• Page
A fully integrated digital market in Europe would help SMEs to profit on the back of digitisation. In countries like Italy, for instance, there is a high share of non-frontier SMEs – more than 50% of all firms are non-digital and just a little more than 1% of all firms are fully digital (see Table 1). For Italy to catch up economically, it is important that its firms get closer to the technological frontier. All too often, however, SMEs in Italy and elsewhere find it difficult or expensive to access necessary technologies and skills, especially when there are restrictions on platforms or cross-border access to digital services. A great asset in the Digital Single Market is that it would help to converge SMEs to the frontier by easing the diffusion of digital technologies and services in the economy through reduced barriers to get the digital capacities they need in order to compete.

• The records
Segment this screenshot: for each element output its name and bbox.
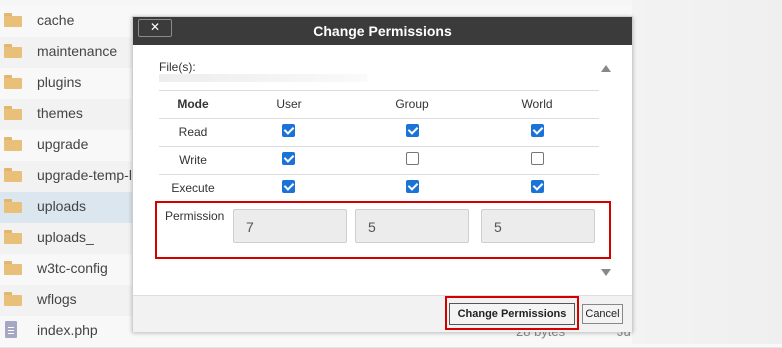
dialog-content: File(s): Mode User Group World Read Writ… — [133, 45, 632, 295]
dialog-footer: Change Permissions Cancel — [133, 295, 632, 332]
file-name: w3tc-config — [37, 260, 108, 276]
checkbox-read-group[interactable] — [406, 124, 419, 137]
folder-icon — [4, 261, 22, 275]
folder-icon — [4, 137, 22, 151]
permission-group-field[interactable]: 5 — [355, 209, 469, 243]
checkbox-write-group[interactable] — [406, 152, 419, 165]
file-name: maintenance — [37, 43, 118, 59]
scroll-down-arrow-icon[interactable] — [601, 269, 611, 276]
permission-user-field[interactable]: 7 — [233, 209, 347, 243]
folder-icon — [4, 292, 22, 306]
cancel-button[interactable]: Cancel — [582, 304, 623, 324]
file-name-blurred — [159, 74, 367, 82]
dialog-title: Change Permissions — [313, 23, 452, 39]
folder-icon — [4, 230, 22, 244]
file-name: upgrade-temp-l — [37, 167, 132, 183]
file-name: upgrade — [37, 136, 89, 152]
permission-highlight-box: Permission 7 5 5 — [155, 201, 611, 259]
dialog-titlebar: ✕ Change Permissions — [133, 17, 632, 45]
header-group: Group — [395, 97, 429, 111]
checkbox-execute-world[interactable] — [531, 180, 544, 193]
permission-world-field[interactable]: 5 — [481, 209, 595, 243]
row-label-read: Read — [178, 125, 208, 139]
document-icon — [5, 321, 17, 338]
change-permissions-button[interactable]: Change Permissions — [449, 303, 575, 325]
file-name: themes — [37, 105, 83, 121]
folder-icon — [4, 199, 22, 213]
folder-icon — [4, 106, 22, 120]
file-name: plugins — [37, 74, 82, 90]
checkbox-execute-group[interactable] — [406, 180, 419, 193]
row-label-execute: Execute — [171, 181, 215, 195]
file-name: uploads — [37, 198, 87, 214]
checkbox-read-world[interactable] — [531, 124, 544, 137]
file-name: index.php — [37, 322, 98, 338]
file-name: uploads_ — [37, 229, 94, 245]
checkbox-read-user[interactable] — [282, 124, 295, 137]
checkbox-write-user[interactable] — [282, 152, 295, 165]
file-name: cache — [37, 12, 75, 28]
header-user: User — [276, 97, 302, 111]
checkbox-execute-user[interactable] — [282, 180, 295, 193]
change-permissions-dialog: ✕ Change Permissions File(s): Mode User … — [132, 16, 633, 332]
folder-icon — [4, 13, 22, 27]
file-name: wflogs — [37, 291, 77, 307]
row-label-write: Write — [179, 153, 207, 167]
checkbox-write-world[interactable] — [531, 152, 544, 165]
permission-label: Permission — [165, 209, 225, 223]
folder-icon — [4, 44, 22, 58]
folder-icon — [4, 75, 22, 89]
folder-icon — [4, 168, 22, 182]
header-mode: Mode — [177, 97, 209, 111]
files-label: File(s): — [159, 60, 196, 74]
blurred-columns — [632, 0, 782, 344]
scroll-up-arrow-icon[interactable] — [601, 65, 611, 72]
header-world: World — [521, 97, 553, 111]
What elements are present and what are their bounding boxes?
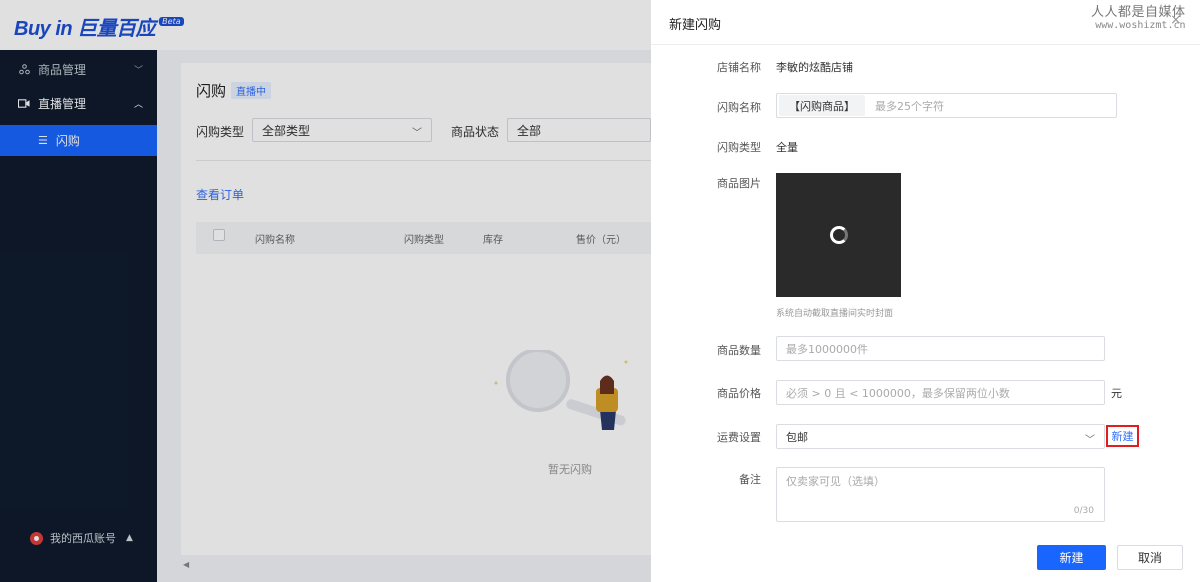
modal-overlay[interactable] [0,0,651,582]
create-button[interactable]: 新建 [1037,545,1106,570]
shipping-value: 包邮 [786,430,808,444]
quantity-input[interactable]: 最多1000000件 [776,336,1105,361]
create-flash-sale-drawer: 新建闪购 × 人人都是自媒体 www.woshizmt.cn 店铺名称 李敏的炫… [651,0,1200,582]
shipping-select[interactable]: 包邮 ﹀ [776,424,1105,449]
flash-name-input[interactable]: 【闪购商品】 最多25个字符 [776,93,1117,118]
price-placeholder: 必须 > 0 且 < 1000000，最多保留两位小数 [786,386,1010,400]
chevron-down-icon: ﹀ [1085,435,1095,446]
price-unit: 元 [1111,387,1122,400]
new-shipping-template-link[interactable]: 新建 [1106,425,1139,447]
flash-type-value: 全量 [776,141,798,154]
loading-spinner-icon [829,226,848,244]
product-image-label: 商品图片 [717,177,761,190]
price-input[interactable]: 必须 > 0 且 < 1000000，最多保留两位小数 [776,380,1105,405]
flash-name-placeholder: 最多25个字符 [875,99,944,113]
drawer-title: 新建闪购 [669,18,722,33]
product-image-preview [776,173,901,297]
flash-type-label: 闪购类型 [717,141,761,154]
quantity-placeholder: 最多1000000件 [786,342,868,356]
flash-name-label: 闪购名称 [717,101,761,114]
note-label: 备注 [739,473,761,486]
shipping-label: 运费设置 [717,431,761,444]
shop-name-value: 李敏的炫酷店铺 [776,61,853,74]
watermark-line-2: www.woshizmt.cn [1095,20,1186,32]
product-image-hint: 系统自动截取直播间实时封面 [776,309,894,319]
note-textarea[interactable]: 仅卖家可见（选填） 0/30 [776,467,1105,522]
price-label: 商品价格 [717,387,761,400]
watermark-line-1: 人人都是自媒体 [1091,5,1186,20]
cancel-button[interactable]: 取消 [1117,545,1183,570]
flash-name-prefix: 【闪购商品】 [779,95,865,116]
note-placeholder: 仅卖家可见（选填） [786,475,885,488]
shop-name-label: 店铺名称 [717,61,761,74]
drawer-header: 新建闪购 × 人人都是自媒体 www.woshizmt.cn [651,0,1200,45]
quantity-label: 商品数量 [717,344,761,357]
watermark: 人人都是自媒体 www.woshizmt.cn [1091,5,1186,32]
note-char-counter: 0/30 [1073,506,1094,516]
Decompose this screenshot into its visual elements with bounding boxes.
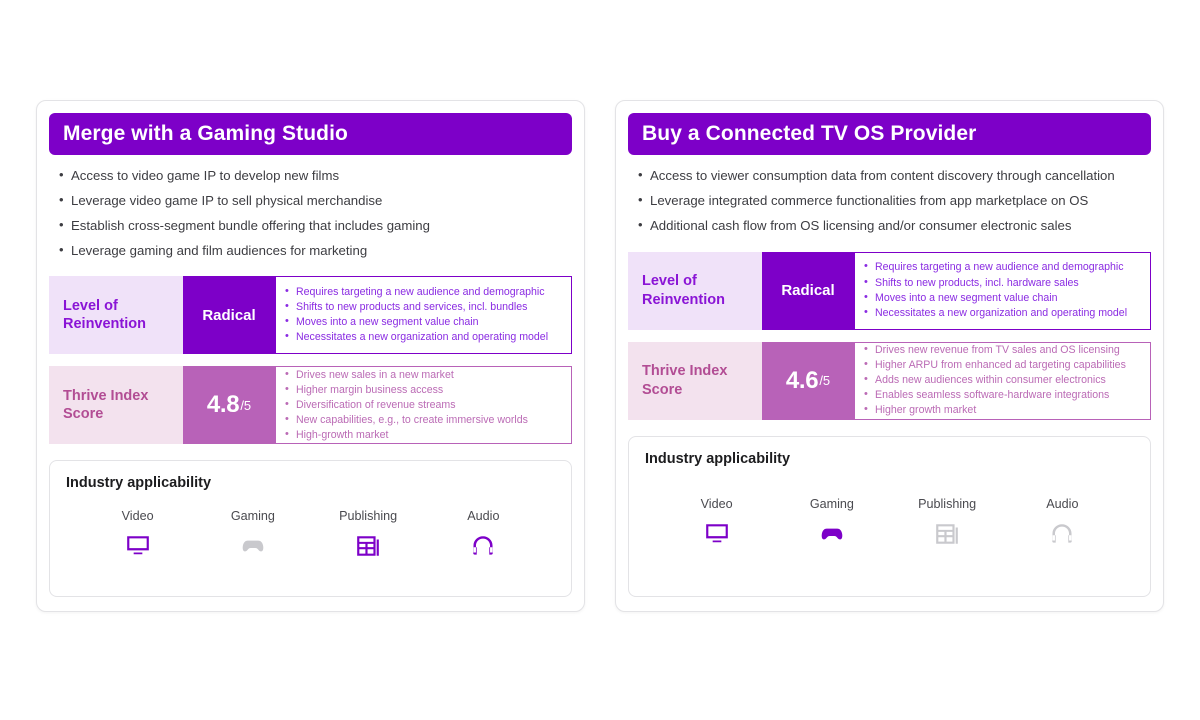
level-of-reinvention-row: Level of Reinvention Radical Requires ta… <box>49 276 572 355</box>
industry-item-publishing: Publishing <box>313 510 423 559</box>
industry-applicability-panel: Industry applicability Video Gaming Publ… <box>628 435 1151 597</box>
list-item: Drives new sales in a new market <box>284 367 563 383</box>
list-item: Moves into a new segment value chain <box>863 290 1142 306</box>
industry-item-gaming: Gaming <box>198 510 308 559</box>
list-item: Diversification of revenue streams <box>284 397 563 413</box>
newspaper-icon <box>934 521 960 547</box>
card-title: Buy a Connected TV OS Provider <box>628 113 1151 156</box>
thrive-score-block: 4.8/5 <box>183 366 275 445</box>
list-item: Leverage integrated commerce functionali… <box>638 191 1145 217</box>
industry-label: Audio <box>1046 496 1079 511</box>
industry-applicability-panel: Industry applicability Video Gaming Publ… <box>49 460 572 597</box>
strategy-card: Buy a Connected TV OS Provider Access to… <box>615 100 1164 612</box>
tv-icon <box>125 533 151 559</box>
thrive-index-row: Thrive Index Score 4.8/5 Drives new sale… <box>49 366 572 445</box>
list-item: Leverage video game IP to sell physical … <box>59 191 566 217</box>
industry-label: Audio <box>467 509 500 524</box>
industry-label: Publishing <box>339 509 398 524</box>
industry-applicability-title: Industry applicability <box>645 450 791 467</box>
reinvention-value: Radical <box>202 306 256 324</box>
headphones-icon <box>1049 521 1075 547</box>
list-item: Shifts to new products, incl. hardware s… <box>863 274 1142 291</box>
industry-label: Gaming <box>230 509 275 524</box>
industry-icon-grid: Video Gaming Publishing Audio <box>645 475 1134 586</box>
strategy-card: Merge with a Gaming Studio Access to vid… <box>36 100 585 612</box>
headphones-icon <box>470 533 496 559</box>
reinvention-value: Radical <box>781 282 835 300</box>
reinvention-label: Level of Reinvention <box>628 251 762 330</box>
thrive-denominator: /5 <box>240 397 252 413</box>
gamepad-icon <box>819 521 845 547</box>
industry-applicability-title: Industry applicability <box>66 475 212 492</box>
industry-item-audio: Audio <box>428 510 538 559</box>
industry-label: Publishing <box>918 496 977 511</box>
newspaper-icon <box>355 533 381 559</box>
list-item: Drives new revenue from TV sales and OS … <box>863 342 1142 358</box>
thrive-score: 4.8 <box>206 391 240 419</box>
list-item: New capabilities, e.g., to create immers… <box>284 412 563 428</box>
card-title: Merge with a Gaming Studio <box>49 113 572 156</box>
thrive-score-block: 4.6/5 <box>762 341 854 420</box>
thrive-index-row: Thrive Index Score 4.6/5 Drives new reve… <box>628 341 1151 420</box>
reinvention-value-block: Radical <box>183 276 275 355</box>
list-item: Requires targeting a new audience and de… <box>284 284 563 300</box>
thrive-denominator: /5 <box>819 373 831 389</box>
thrive-detail-box: Drives new sales in a new market Higher … <box>275 366 572 445</box>
industry-item-gaming: Gaming <box>777 498 887 547</box>
card-bullet-list: Access to viewer consumption data from c… <box>628 166 1151 242</box>
list-item: Establish cross-segment bundle offering … <box>59 216 566 242</box>
list-item: Enables seamless software-hardware integ… <box>863 387 1142 403</box>
industry-label: Video <box>121 509 154 524</box>
reinvention-label: Level of Reinvention <box>49 276 183 355</box>
industry-label: Gaming <box>809 496 854 511</box>
list-item: Higher margin business access <box>284 382 563 398</box>
reinvention-detail-box: Requires targeting a new audience and de… <box>854 251 1151 330</box>
list-item: Requires targeting a new audience and de… <box>863 259 1142 275</box>
list-item: Higher ARPU from enhanced ad targeting c… <box>863 357 1142 373</box>
list-item: Access to video game IP to develop new f… <box>59 166 566 192</box>
level-of-reinvention-row: Level of Reinvention Radical Requires ta… <box>628 251 1151 330</box>
slide-board: Merge with a Gaming Studio Access to vid… <box>0 0 1200 720</box>
list-item: Shifts to new products and services, inc… <box>284 299 563 315</box>
list-item: Leverage gaming and film audiences for m… <box>59 241 566 267</box>
list-item: Necessitates a new organization and oper… <box>284 329 563 345</box>
reinvention-detail-box: Requires targeting a new audience and de… <box>275 276 572 355</box>
thrive-label: Thrive Index Score <box>628 341 762 420</box>
card-bullet-list: Access to video game IP to develop new f… <box>49 166 572 267</box>
thrive-label: Thrive Index Score <box>49 366 183 445</box>
list-item: High-growth market <box>284 427 563 443</box>
industry-item-video: Video <box>83 510 193 559</box>
industry-item-publishing: Publishing <box>892 498 1002 547</box>
list-item: Necessitates a new organization and oper… <box>863 305 1142 321</box>
industry-label: Video <box>700 496 733 511</box>
list-item: Adds new audiences within consumer elect… <box>863 372 1142 388</box>
industry-item-video: Video <box>662 498 772 547</box>
list-item: Higher growth market <box>863 402 1142 418</box>
industry-item-audio: Audio <box>1007 498 1117 547</box>
industry-icon-grid: Video Gaming Publishing Audio <box>66 499 555 586</box>
list-item: Access to viewer consumption data from c… <box>638 166 1145 192</box>
list-item: Moves into a new segment value chain <box>284 314 563 330</box>
list-item: Additional cash flow from OS licensing a… <box>638 216 1145 242</box>
gamepad-icon <box>240 533 266 559</box>
tv-icon <box>704 521 730 547</box>
reinvention-value-block: Radical <box>762 251 854 330</box>
thrive-score: 4.6 <box>785 366 819 394</box>
thrive-detail-box: Drives new revenue from TV sales and OS … <box>854 341 1151 420</box>
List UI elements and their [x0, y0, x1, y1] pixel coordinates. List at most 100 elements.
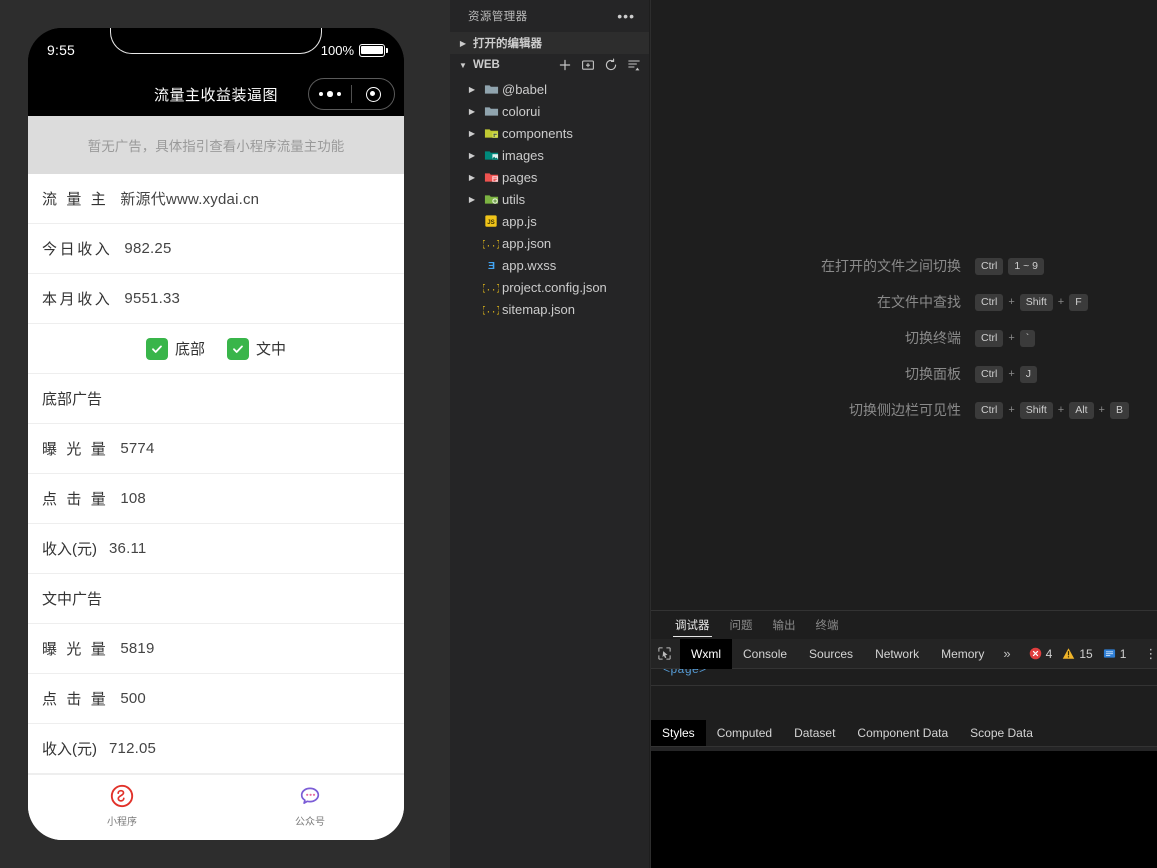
tree-item-utils[interactable]: ▶ utils: [450, 188, 649, 210]
panel-tabs: 调试器 问题 输出 终端: [651, 611, 1157, 639]
warning-count: 15: [1079, 646, 1093, 661]
tree-item-app-json[interactable]: ▶ {..} app.json: [450, 232, 649, 254]
styles-tab-scope-data[interactable]: Scope Data: [959, 720, 1044, 746]
devtools-tab-wxml[interactable]: Wxml: [680, 638, 732, 669]
chevron-right-icon[interactable]: ▶: [464, 129, 480, 138]
chevron-right-icon[interactable]: ▶: [464, 173, 480, 182]
tree-item-app-js[interactable]: ▶ JS app.js: [450, 210, 649, 232]
table-row[interactable]: 本月收入 9551.33: [28, 274, 404, 324]
section-workspace[interactable]: ▼ WEB: [450, 54, 649, 76]
check-icon[interactable]: [145, 337, 168, 360]
chevron-right-icon[interactable]: ▶: [464, 151, 480, 160]
table-row[interactable]: 点 击 量 108: [28, 474, 404, 524]
app-root: 9:55 100% 流量主收益装逼图 暂无广告，具体指引查看小程序流量主功能 流…: [0, 0, 1157, 868]
shortcut-label: 切换面板: [905, 366, 961, 382]
more-actions-icon[interactable]: •••: [617, 9, 635, 23]
tab-official-account[interactable]: 公众号: [216, 783, 404, 828]
styles-content-area: [651, 751, 1157, 868]
tab-output[interactable]: 输出: [763, 611, 806, 639]
table-row[interactable]: 收入(元) 36.11: [28, 524, 404, 574]
devtools-menu-icon[interactable]: ⋮: [1144, 647, 1157, 660]
tree-item-images[interactable]: ▶ images: [450, 144, 649, 166]
shortcut-toggle-sidebar: 切换侧边栏可见性 Ctrl + Shift + Alt + B: [651, 392, 1157, 428]
devtools-tab-memory[interactable]: Memory: [930, 639, 995, 669]
row-value: 500: [120, 690, 146, 707]
refresh-icon[interactable]: [604, 58, 618, 72]
inspect-element-icon[interactable]: [657, 646, 672, 661]
wxml-root-node[interactable]: <page>: [663, 669, 706, 677]
checkbox-bottom[interactable]: 底部: [145, 337, 205, 360]
tab-miniprogram[interactable]: 小程序: [28, 783, 216, 828]
row-value: 9551.33: [124, 290, 181, 307]
row-label: 收入(元): [42, 541, 97, 558]
collapse-all-icon[interactable]: [627, 58, 641, 72]
tree-item-label: app.js: [502, 213, 537, 229]
phone-frame: 9:55 100% 流量主收益装逼图 暂无广告，具体指引查看小程序流量主功能 流…: [28, 28, 404, 840]
styles-tab-dataset[interactable]: Dataset: [783, 720, 846, 746]
table-row[interactable]: 流 量 主 新源代www.xydai.cn: [28, 174, 404, 224]
folder-icon: [480, 192, 502, 207]
key-cap: Alt: [1069, 401, 1094, 419]
tree-item-app-wxss[interactable]: ▶ Ǝ app.wxss: [450, 254, 649, 276]
status-right: 100%: [321, 43, 388, 58]
styles-tab-computed[interactable]: Computed: [706, 720, 783, 746]
editor-area: 在打开的文件之间切换 Ctrl 1 ~ 9 在文件中查找 Ctrl + Shif…: [651, 0, 1157, 610]
tab-label: 公众号: [295, 817, 325, 828]
table-row[interactable]: 收入(元) 712.05: [28, 724, 404, 774]
tree-item-components[interactable]: ▶ components: [450, 122, 649, 144]
checkbox-inline[interactable]: 文中: [227, 337, 286, 360]
shortcut-label: 切换终端: [905, 330, 961, 346]
more-menu-icon[interactable]: [309, 91, 351, 97]
official-account-icon: [297, 783, 323, 809]
folder-icon: [480, 126, 502, 141]
tree-item-colorui[interactable]: ▶ colorui: [450, 100, 649, 122]
tab-debugger[interactable]: 调试器: [665, 611, 720, 639]
new-file-icon[interactable]: [558, 58, 572, 72]
tab-terminal[interactable]: 终端: [806, 611, 849, 639]
devtools-tab-console[interactable]: Console: [732, 639, 798, 669]
wxml-tree-view[interactable]: <page>: [651, 669, 1157, 685]
check-icon[interactable]: [227, 337, 249, 360]
key-plus: +: [1008, 368, 1015, 380]
shortcut-find-in-files: 在文件中查找 Ctrl + Shift + F: [651, 284, 1157, 320]
tree-item-project-config-json[interactable]: ▶ {..} project.config.json: [450, 276, 649, 298]
tree-item-pages[interactable]: ▶ pages: [450, 166, 649, 188]
key-cap: Ctrl: [975, 293, 1004, 311]
table-row[interactable]: 点 击 量 500: [28, 674, 404, 724]
table-row[interactable]: 今日收入 982.25: [28, 224, 404, 274]
row-value: 36.11: [109, 540, 147, 557]
svg-text:{..}: {..}: [483, 284, 499, 294]
shortcut-keys: Ctrl + Shift + F: [975, 293, 1088, 311]
table-row[interactable]: 曝 光 量 5774: [28, 424, 404, 474]
chevron-right-icon[interactable]: ▶: [464, 195, 480, 204]
chevron-right-icon[interactable]: ▶: [464, 107, 480, 116]
tree-item-babel[interactable]: ▶ @babel: [450, 78, 649, 100]
json-icon: {..}: [480, 302, 502, 316]
key-cap: J: [1019, 365, 1038, 383]
key-plus: +: [1008, 296, 1015, 308]
devtools-tab-sources[interactable]: Sources: [798, 639, 864, 669]
styles-tab-styles[interactable]: Styles: [651, 720, 706, 746]
tree-item-label: pages: [502, 169, 538, 185]
wechat-capsule[interactable]: [308, 78, 395, 110]
checkbox-label: 底部: [174, 341, 205, 358]
key-plus: +: [1098, 404, 1105, 416]
error-count: 4: [1045, 646, 1053, 661]
json-icon: {..}: [480, 280, 502, 294]
chevron-right-icon[interactable]: ▶: [464, 85, 480, 94]
devtools-tab-network[interactable]: Network: [864, 639, 930, 669]
tab-problems[interactable]: 问题: [720, 611, 763, 639]
explorer-header: 资源管理器 •••: [450, 0, 649, 32]
styles-tab-component-data[interactable]: Component Data: [846, 720, 959, 746]
tree-item-label: app.json: [502, 235, 552, 251]
devtools-overflow-icon[interactable]: »: [995, 646, 1018, 661]
explorer-sidebar: 资源管理器 ••• ▶ 打开的编辑器 ▼ WEB ▶ @babel ▶ colo…: [450, 0, 650, 868]
folder-icon: [480, 82, 502, 97]
section-open-editors[interactable]: ▶ 打开的编辑器: [450, 32, 649, 54]
close-target-icon[interactable]: [352, 86, 394, 102]
row-value: 5774: [120, 440, 155, 457]
page-body: 暂无广告，具体指引查看小程序流量主功能 流 量 主 新源代www.xydai.c…: [28, 116, 404, 840]
new-folder-icon[interactable]: [581, 58, 595, 72]
table-row[interactable]: 曝 光 量 5819: [28, 624, 404, 674]
tree-item-sitemap-json[interactable]: ▶ {..} sitemap.json: [450, 298, 649, 320]
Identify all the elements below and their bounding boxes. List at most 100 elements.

• Challenges
**a)** Rewrite the part of the records that starts with the line containing "modal-overlay[interactable] [0,0,651,582]" and ends with the line containing "create-flash-sale-drawer: 新建闪购 ×" as a numbered list, skipping any blank lines.
**b)** Pick up the text on Europe's digital market and small firms where it stops, and keep writing.
The text and the records have nothing to do with each other.

• Task-by-task outputs
**a)**
1. modal-overlay[interactable] [0,0,651,582]
2. create-button[interactable]: 新建 [1037,545,1106,570]
3. shipping-value: 包邮 [786,430,808,444]
4. quantity-input[interactable]: 最多1000000件 [776,336,1105,361]
5. create-flash-sale-drawer: 新建闪购 × 人人都是自媒体 www.woshizmt.cn 店铺名称 李敏的炫… [651,0,1200,582]

**b)**
Source: European Commission, Digital Entrepreneurship Scoreboard 2015
Reducing the barriers to the digital economy would also boost Europe’s platform economy and create better conditions for domestic platforms to grow. In recent years, the rise of online platforms has been viewed by some in Europe as problematic, partly because restrictions to digital business in Europe are high. Europe trails behind both the United States and the Asia-Pacific region in encouraging successful platform enterprises. According to the Center for Global Enterprise, while 27 digital platforms, with 109 000 employees and a combined market capitalisation of 181 billion US dollars, were created in Europe, the Asia-Pacific has seen the creation of 82 digital platforms with close to 350 000 employees and combined market capitalisation of 930 billion US dollars. Both regions do not come close to the combined market capitalisation of US-based digital platforms – about 3 trillion US dollars (Evans and Gawer, 2016).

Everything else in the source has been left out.